(Transcription dataset entries)
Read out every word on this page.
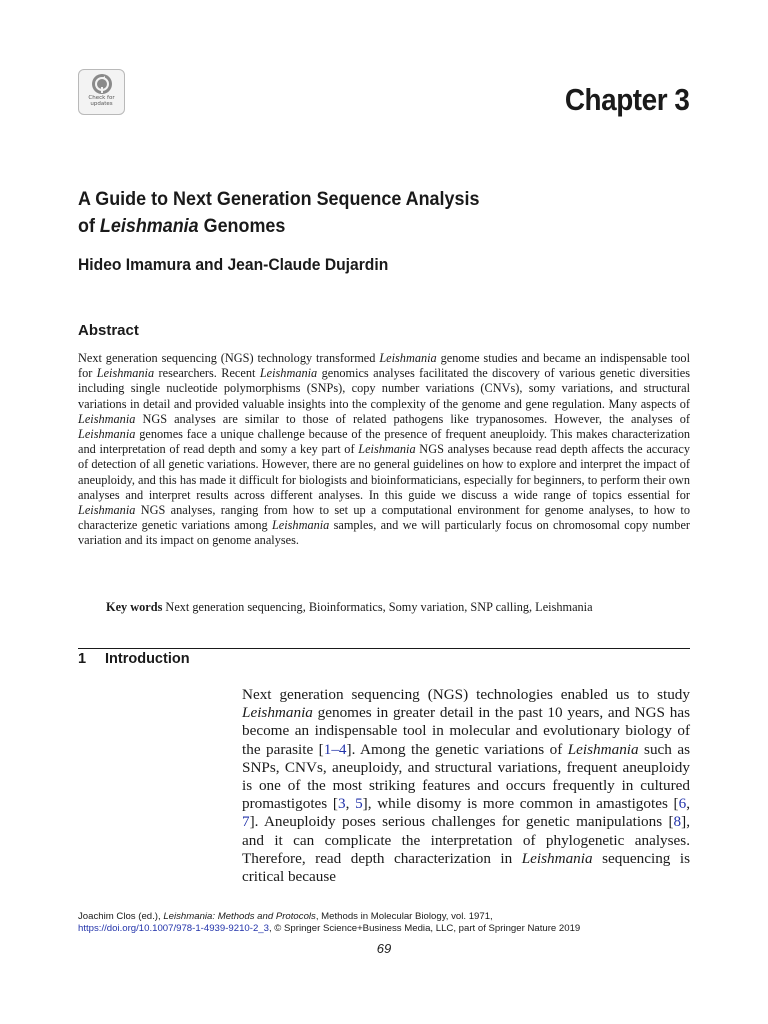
Check for
updates	Chapter 3
A Guide to Next Generation Sequence Analysis
of Leishmania Genomes
Hideo Imamura and Jean-Claude Dujardin
Abstract

Next generation sequencing (NGS) technology transformed Leishmania genome studies and became an indispensable tool for Leishmania researchers. Recent Leishmania genomics analyses facilitated the discovery of various genetic diversities including single nucleotide polymorphisms (SNPs), copy number variations (CNVs), somy variations, and structural variations in detail and provided valuable insights into the complexity of the genome and gene regulation. Many aspects of Leishmania NGS analyses are similar to those of related pathogens like trypanosomes. However, the analyses of Leishmania genomes face a unique challenge because of the presence of frequent aneuploidy. This makes characterization and interpretation of read depth and somy a key part of Leishmania NGS analyses because read depth affects the accuracy of detection of all genetic variations. However, there are no general guidelines on how to explore and interpret the impact of aneuploidy, and this has made it difficult for biologists and bioinformaticians, especially for beginners, to perform their own analyses and interpret results across different analyses. In this guide we discuss a wide range of topics essential for Leishmania NGS analyses, ranging from how to set up a computational environment for genome analyses, to how to characterize genetic variations among Leishmania samples, and we will particularly focus on chromosomal copy number variation and its impact on genome analyses.

Key words Next generation sequencing, Bioinformatics, Somy variation, SNP calling, Leishmania
1 Introduction

Next generation sequencing (NGS) technologies enabled us to study Leishmania genomes in greater detail in the past 10 years, and NGS has become an indispensable tool in molecular and evolutionary biology of the parasite [1–4]. Among the genetic variations of Leishmania such as SNPs, CNVs, aneuploidy, and structural variations, frequent aneuploidy is one of the most striking features and occurs frequently in cultured promastigotes [3, 5], while disomy is more common in amastigotes [6, 7]. Aneuploidy poses serious challenges for genetic manipulations [8], and it can complicate the interpretation of phylogenetic analyses. Therefore, read depth characterization in Leishmania sequencing is critical because

Joachim Clos (ed.), Leishmania: Methods and Protocols, Methods in Molecular Biology, vol. 1971,
https://doi.org/10.1007/978-1-4939-9210-2_3, © Springer Science+Business Media, LLC, part of Springer Nature 2019
69
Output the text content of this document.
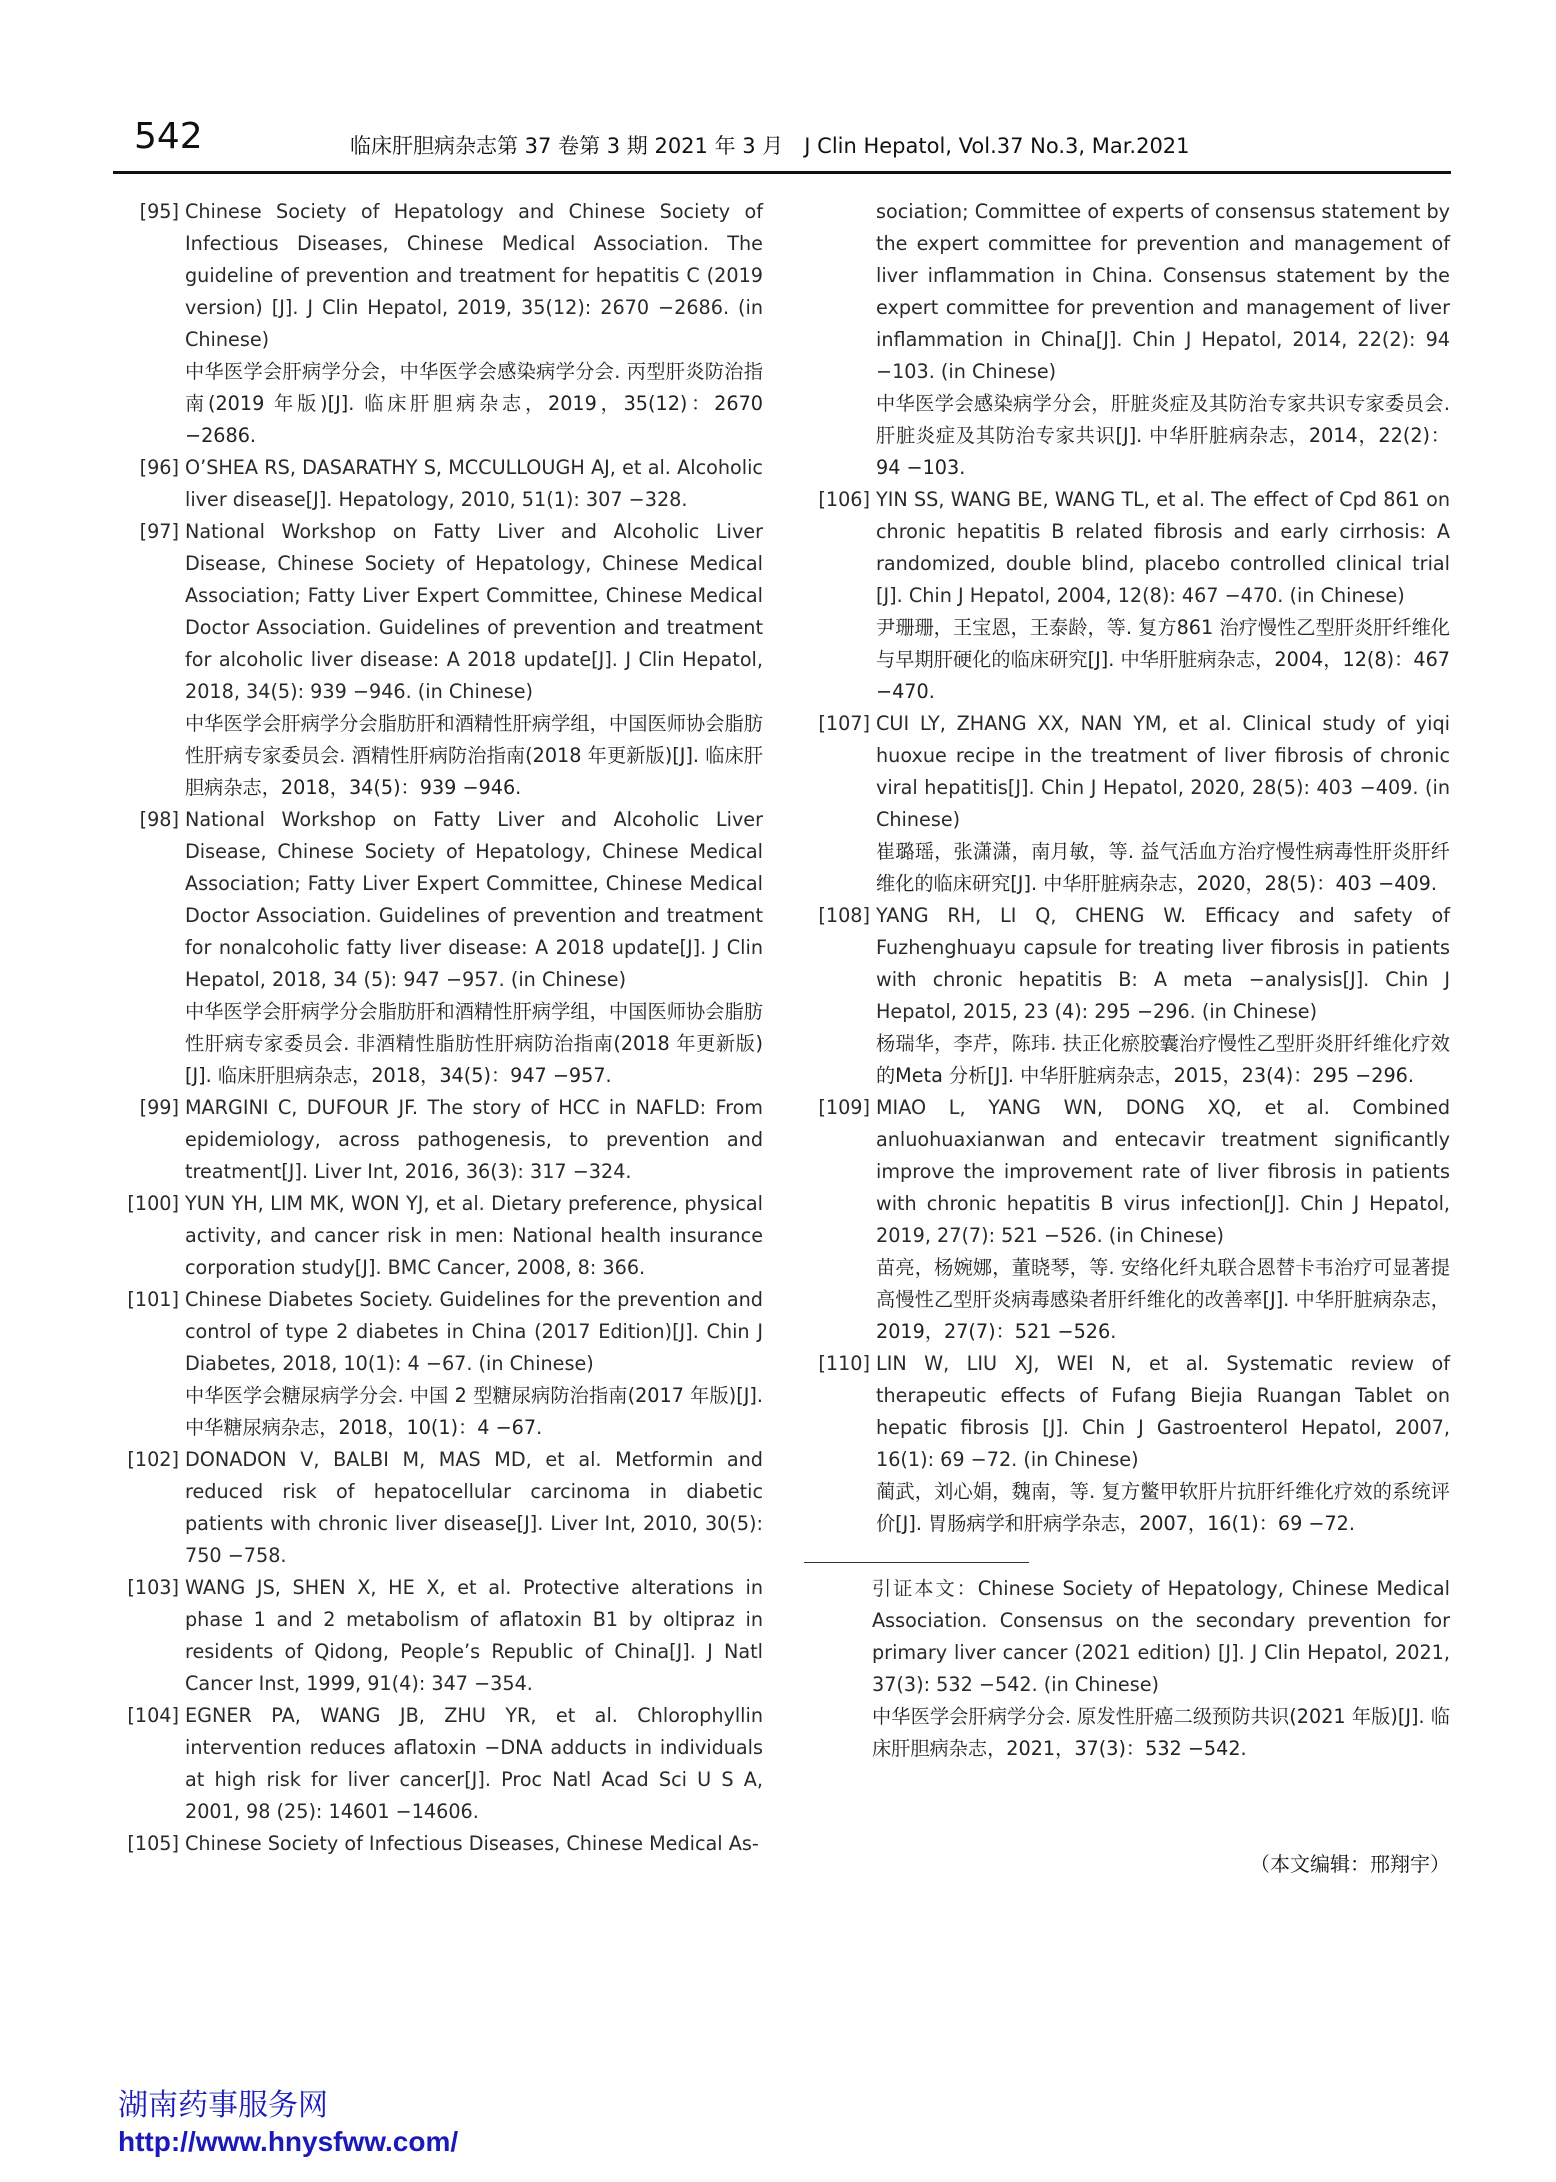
542	临床肝胆病杂志第 37 卷第 3 期 2021 年 3 月　J Clin Hepatol, Vol.37 No.3, Mar.2021
[95] Chinese Society of Hepatology and Chinese Society of Infectious Diseases, Chinese Medical Association. The guideline of prevention and treatment for hepatitis C (2019 version) [J]. J Clin Hepatol, 2019, 35(12): 2670 −2686. (in Chinese)
中华医学会肝病学分会，中华医学会感染病学分会. 丙型肝炎防治指南(2019 年版)[J]. 临床肝胆病杂志，2019，35(12)：2670 −2686.
[96] O’SHEA RS, DASARATHY S, MCCULLOUGH AJ, et al. Alcoholic liver disease[J]. Hepatology, 2010, 51(1): 307 −328.
[97] National Workshop on Fatty Liver and Alcoholic Liver Disease, Chinese Society of Hepatology, Chinese Medical Association; Fatty Liver Expert Committee, Chinese Medical Doctor Association. Guidelines of prevention and treatment for alcoholic liver disease: A 2018 update[J]. J Clin Hepatol, 2018, 34(5): 939 −946. (in Chinese)
中华医学会肝病学分会脂肪肝和酒精性肝病学组，中国医师协会脂肪性肝病专家委员会. 酒精性肝病防治指南(2018 年更新版)[J]. 临床肝胆病杂志，2018，34(5)：939 −946.
[98] National Workshop on Fatty Liver and Alcoholic Liver Disease, Chinese Society of Hepatology, Chinese Medical Association; Fatty Liver Expert Committee, Chinese Medical Doctor Association. Guidelines of prevention and treatment for nonalcoholic fatty liver disease: A 2018 update[J]. J Clin Hepatol, 2018, 34 (5): 947 −957. (in Chinese)
中华医学会肝病学分会脂肪肝和酒精性肝病学组，中国医师协会脂肪性肝病专家委员会. 非酒精性脂肪性肝病防治指南(2018 年更新版)[J]. 临床肝胆病杂志，2018，34(5)：947 −957.
[99] MARGINI C, DUFOUR JF. The story of HCC in NAFLD: From epidemiology, across pathogenesis, to prevention and treatment[J]. Liver Int, 2016, 36(3): 317 −324.
[100] YUN YH, LIM MK, WON YJ, et al. Dietary preference, physical activity, and cancer risk in men: National health insurance corporation study[J]. BMC Cancer, 2008, 8: 366.
[101] Chinese Diabetes Society. Guidelines for the prevention and control of type 2 diabetes in China (2017 Edition)[J]. Chin J Diabetes, 2018, 10(1): 4 −67. (in Chinese)
中华医学会糖尿病学分会. 中国 2 型糖尿病防治指南(2017 年版)[J]. 中华糖尿病杂志，2018，10(1)：4 −67.
[102] DONADON V, BALBI M, MAS MD, et al. Metformin and reduced risk of hepatocellular carcinoma in diabetic patients with chronic liver disease[J]. Liver Int, 2010, 30(5): 750 −758.
[103] WANG JS, SHEN X, HE X, et al. Protective alterations in phase 1 and 2 metabolism of aflatoxin B1 by oltipraz in residents of Qidong, People’s Republic of China[J]. J Natl Cancer Inst, 1999, 91(4): 347 −354.
[104] EGNER PA, WANG JB, ZHU YR, et al. Chlorophyllin intervention reduces aflatoxin −DNA adducts in individuals at high risk for liver cancer[J]. Proc Natl Acad Sci U S A, 2001, 98 (25): 14601 −14606.
[105] Chinese Society of Infectious Diseases, Chinese Medical As-
sociation; Committee of experts of consensus statement by the expert committee for prevention and management of liver inflammation in China. Consensus statement by the expert committee for prevention and management of liver inflammation in China[J]. Chin J Hepatol, 2014, 22(2): 94 −103. (in Chinese)
中华医学会感染病学分会，肝脏炎症及其防治专家共识专家委员会. 肝脏炎症及其防治专家共识[J]. 中华肝脏病杂志，2014，22(2)：94 −103.
[106] YIN SS, WANG BE, WANG TL, et al. The effect of Cpd 861 on chronic hepatitis B related fibrosis and early cirrhosis: A randomized, double blind, placebo controlled clinical trial [J]. Chin J Hepatol, 2004, 12(8): 467 −470. (in Chinese)
尹珊珊，王宝恩，王泰龄，等. 复方861 治疗慢性乙型肝炎肝纤维化与早期肝硬化的临床研究[J]. 中华肝脏病杂志，2004，12(8)：467 −470.
[107] CUI LY, ZHANG XX, NAN YM, et al. Clinical study of yiqi huoxue recipe in the treatment of liver fibrosis of chronic viral hepatitis[J]. Chin J Hepatol, 2020, 28(5): 403 −409. (in Chinese)
崔璐瑶，张潇潇，南月敏，等. 益气活血方治疗慢性病毒性肝炎肝纤维化的临床研究[J]. 中华肝脏病杂志，2020，28(5)：403 −409.
[108] YANG RH, LI Q, CHENG W. Efficacy and safety of Fuzhenghuayu capsule for treating liver fibrosis in patients with chronic hepatitis B: A meta −analysis[J]. Chin J Hepatol, 2015, 23 (4): 295 −296. (in Chinese)
杨瑞华，李芹，陈玮. 扶正化瘀胶囊治疗慢性乙型肝炎肝纤维化疗效的Meta 分析[J]. 中华肝脏病杂志，2015，23(4)：295 −296.
[109] MIAO L, YANG WN, DONG XQ, et al. Combined anluohuaxianwan and entecavir treatment significantly improve the improvement rate of liver fibrosis in patients with chronic hepatitis B virus infection[J]. Chin J Hepatol, 2019, 27(7): 521 −526. (in Chinese)
苗亮，杨婉娜，董晓琴，等. 安络化纤丸联合恩替卡韦治疗可显著提高慢性乙型肝炎病毒感染者肝纤维化的改善率[J]. 中华肝脏病杂志，2019，27(7)：521 −526.
[110] LIN W, LIU XJ, WEI N, et al. Systematic review of therapeutic effects of Fufang Biejia Ruangan Tablet on hepatic fibrosis [J]. Chin J Gastroenterol Hepatol, 2007, 16(1): 69 −72. (in Chinese)
蔺武，刘心娟，魏南，等. 复方鳖甲软肝片抗肝纤维化疗效的系统评价[J]. 胃肠病学和肝病学杂志，2007，16(1)：69 −72.
引证本文：Chinese Society of Hepatology, Chinese Medical Association. Consensus on the secondary prevention for primary liver cancer (2021 edition) [J]. J Clin Hepatol, 2021, 37(3): 532 −542. (in Chinese)
中华医学会肝病学分会. 原发性肝癌二级预防共识(2021 年版)[J]. 临床肝胆病杂志，2021，37(3)：532 −542.
（本文编辑：邢翔宇）
湖南药事服务网
http://www.hnysfww.com/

Assignment: Identify the lines in the entries that hold "中华医学会感染病学分会" and return each one.

Reply:
中华医学会肝病学分会，中华医学会感染病学分会. 丙型肝炎防治指南(2019 年版)[J]. 临床肝胆病杂志，2019，35(12)：2670 −2686.
中华医学会感染病学分会，肝脏炎症及其防治专家共识专家委员会. 肝脏炎症及其防治专家共识[J]. 中华肝脏病杂志，2014，22(2)：94 −103.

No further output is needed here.